Search the material for the string "Федерации", then return every line where it is found.

[Dataset entries]
## Start
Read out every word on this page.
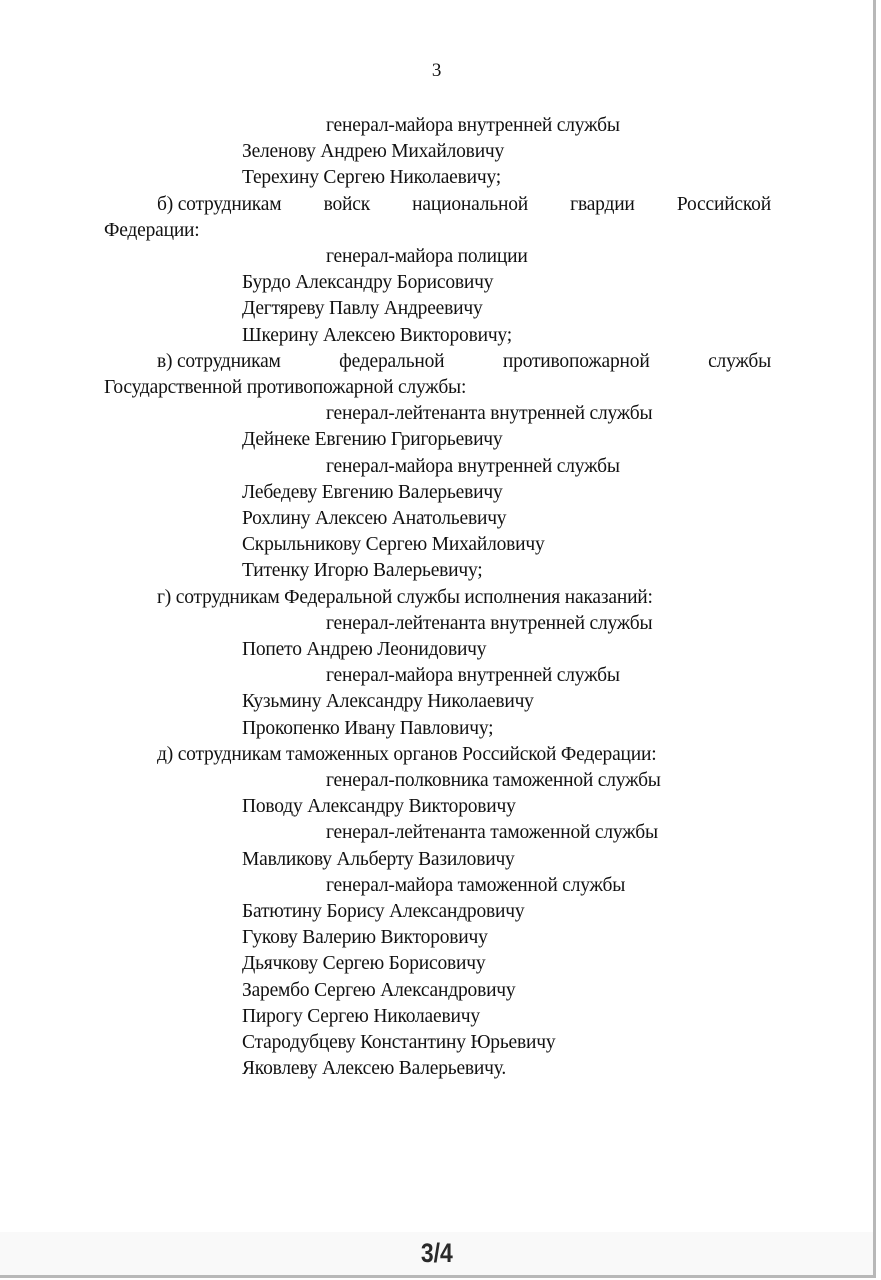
3
генерал-майора внутренней службы
Зеленову Андрею Михайловичу
Терехину Сергею Николаевичу;
б) сотрудникам войск национальной гвардии Российской
Федерации:
генерал-майора полиции
Бурдо Александру Борисовичу
Дегтяреву Павлу Андреевичу
Шкерину Алексею Викторовичу;
в) сотрудникам	федеральной	противопожарной	службы
Государственной противопожарной службы:
генерал-лейтенанта внутренней службы
Дейнеке Евгению Григорьевичу
генерал-майора внутренней службы
Лебедеву Евгению Валерьевичу
Рохлину Алексею Анатольевичу
Скрыльникову Сергею Михайловичу
Титенку Игорю Валерьевичу;
г) сотрудникам Федеральной службы исполнения наказаний:
генерал-лейтенанта внутренней службы
Попето Андрею Леонидовичу
генерал-майора внутренней службы
Кузьмину Александру Николаевичу
Прокопенко Ивану Павловичу;
д) сотрудникам таможенных органов Российской Федерации:
генерал-полковника таможенной службы
Поводу Александру Викторовичу
генерал-лейтенанта таможенной службы
Мавликову Альберту Вазиловичу
генерал-майора таможенной службы
Батютину Борису Александровичу
Гукову Валерию Викторовичу
Дьячкову Сергею Борисовичу
Зарембо Сергею Александровичу
Пирогу Сергею Николаевичу
Стародубцеву Константину Юрьевичу
Яковлеву Алексею Валерьевичу.
3/4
## End
[RESULT FOR THIS TASK]
Федерации:
д) сотрудникам таможенных органов Российской Федерации:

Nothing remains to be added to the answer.